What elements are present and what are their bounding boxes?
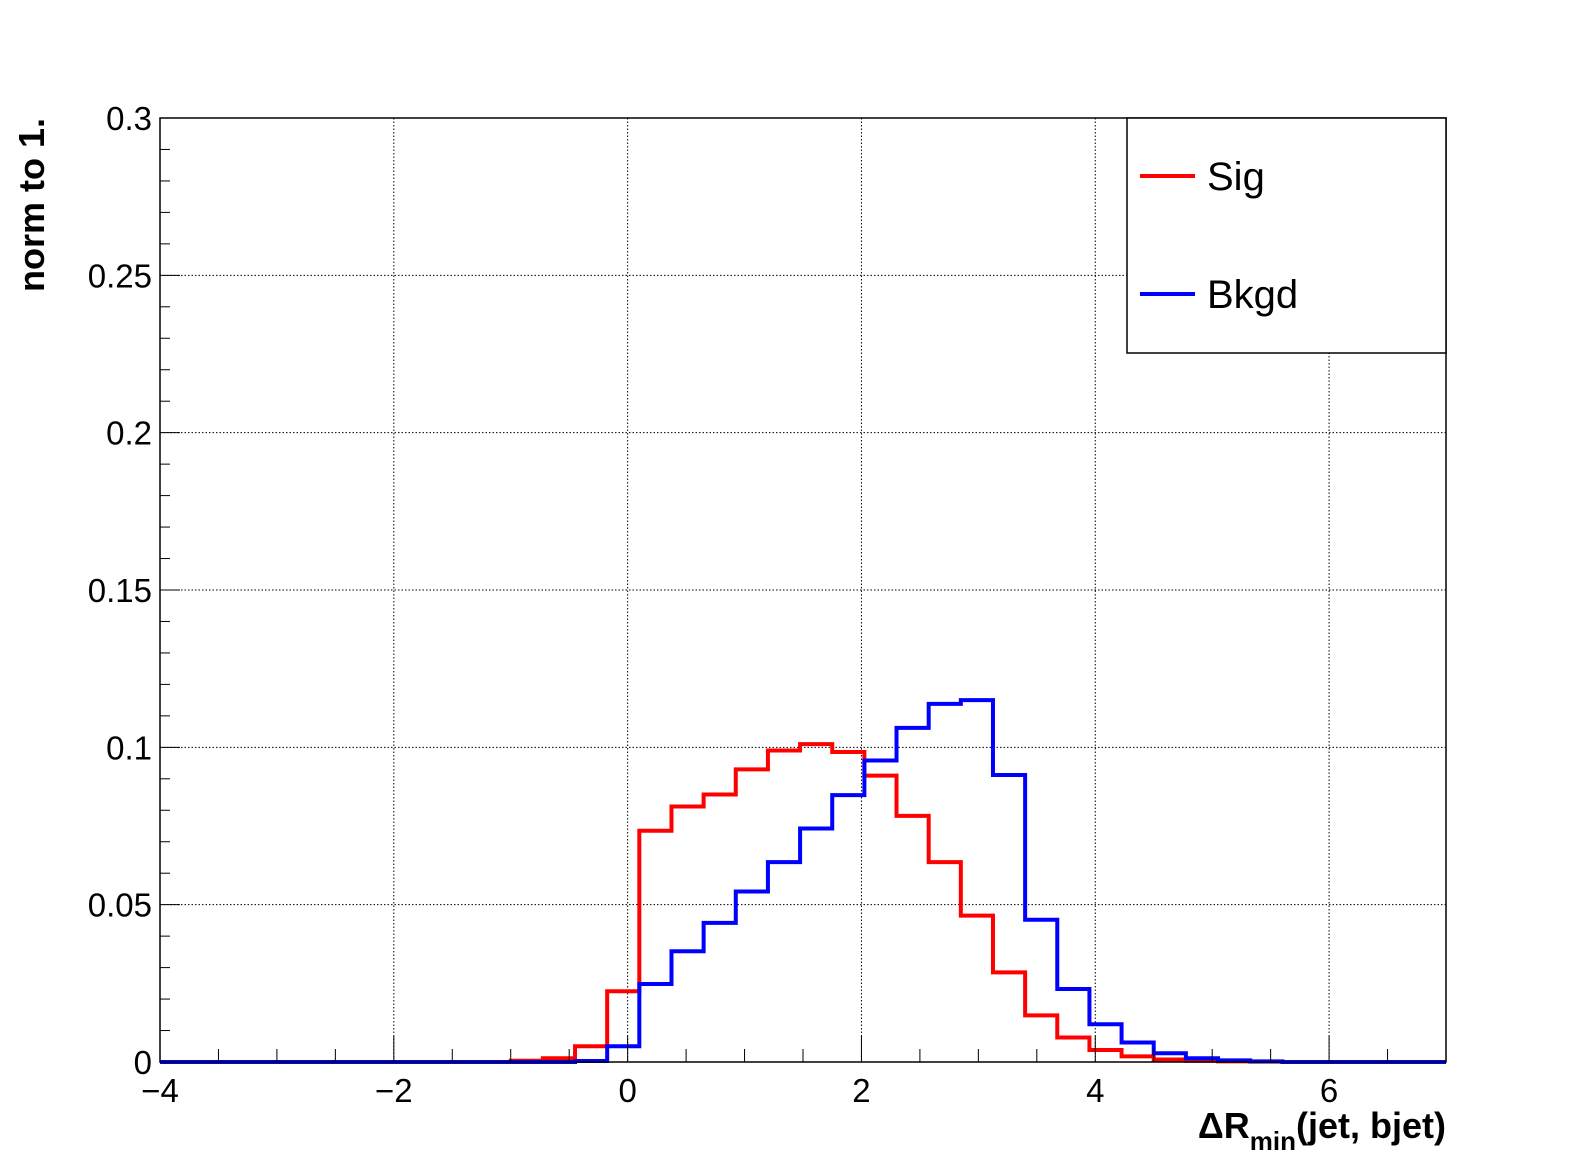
x-tick-label: −4	[141, 1072, 179, 1109]
axis-ticks	[159, 117, 1447, 1063]
x-tick-label: −2	[375, 1072, 413, 1109]
x-tick-label: 4	[1086, 1072, 1104, 1109]
legend-label-sig: Sig	[1207, 155, 1265, 199]
tick-labels: −4 −2 0 2 4 6 0 0.05 0.1 0.15 0.2 0.25 0.3	[88, 100, 1339, 1109]
y-tick-label: 0	[134, 1044, 152, 1081]
y-tick-label: 0.05	[88, 887, 152, 924]
x-axis-title-main: ΔR	[1198, 1105, 1250, 1146]
x-axis-title-subscript: min	[1250, 1126, 1296, 1156]
series-line-bkgd	[160, 698, 1446, 1064]
y-tick-label: 0.15	[88, 572, 152, 609]
series-group	[160, 698, 1446, 1064]
x-tick-label: 6	[1320, 1072, 1338, 1109]
y-tick-label: 0.1	[106, 729, 152, 766]
legend: Sig Bkgd	[1126, 117, 1447, 354]
y-tick-label: 0.3	[106, 100, 152, 137]
x-axis-title: ΔRmin(jet, bjet)	[1198, 1105, 1446, 1156]
legend-label-bkgd: Bkgd	[1207, 273, 1298, 317]
y-axis-title: norm to 1.	[11, 118, 52, 292]
x-tick-label: 2	[852, 1072, 870, 1109]
x-axis-title-rest: (jet, bjet)	[1296, 1105, 1446, 1146]
x-tick-label: 0	[618, 1072, 636, 1109]
series-line-sig	[160, 742, 1446, 1064]
y-tick-label: 0.25	[88, 257, 152, 294]
legend-box	[1126, 117, 1447, 354]
y-tick-label: 0.2	[106, 415, 152, 452]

----------

▸ What to work on: Can you rewrite these entries with every "x-tick-label" changed to "x-axis-tick", keeping everything else the same and leaving out the pictures?

▸ Final result:
What elements are present and what are their bounding boxes?
x-axis-tick: −4	[141, 1072, 179, 1109]
axis-ticks	[159, 117, 1447, 1063]
x-axis-tick: −2	[375, 1072, 413, 1109]
x-axis-tick: 4	[1086, 1072, 1104, 1109]
legend-label-sig: Sig	[1207, 155, 1265, 199]
tick-labels: −4 −2 0 2 4 6 0 0.05 0.1 0.15 0.2 0.25 0.3	[88, 100, 1339, 1109]
y-tick-label: 0	[134, 1044, 152, 1081]
y-tick-label: 0.05	[88, 887, 152, 924]
x-axis-title-main: ΔR	[1198, 1105, 1250, 1146]
x-axis-title-subscript: min	[1250, 1126, 1296, 1156]
series-line-bkgd	[160, 698, 1446, 1064]
y-tick-label: 0.15	[88, 572, 152, 609]
series-group	[160, 698, 1446, 1064]
x-axis-tick: 6	[1320, 1072, 1338, 1109]
y-tick-label: 0.1	[106, 729, 152, 766]
legend: Sig Bkgd	[1126, 117, 1447, 354]
y-tick-label: 0.3	[106, 100, 152, 137]
x-axis-title: ΔRmin(jet, bjet)	[1198, 1105, 1446, 1156]
legend-label-bkgd: Bkgd	[1207, 273, 1298, 317]
y-axis-title: norm to 1.	[11, 118, 52, 292]
x-axis-tick: 2	[852, 1072, 870, 1109]
x-axis-title-rest: (jet, bjet)	[1296, 1105, 1446, 1146]
x-axis-tick: 0	[618, 1072, 636, 1109]
series-line-sig	[160, 742, 1446, 1064]
y-tick-label: 0.25	[88, 257, 152, 294]
legend-box	[1126, 117, 1447, 354]
y-tick-label: 0.2	[106, 415, 152, 452]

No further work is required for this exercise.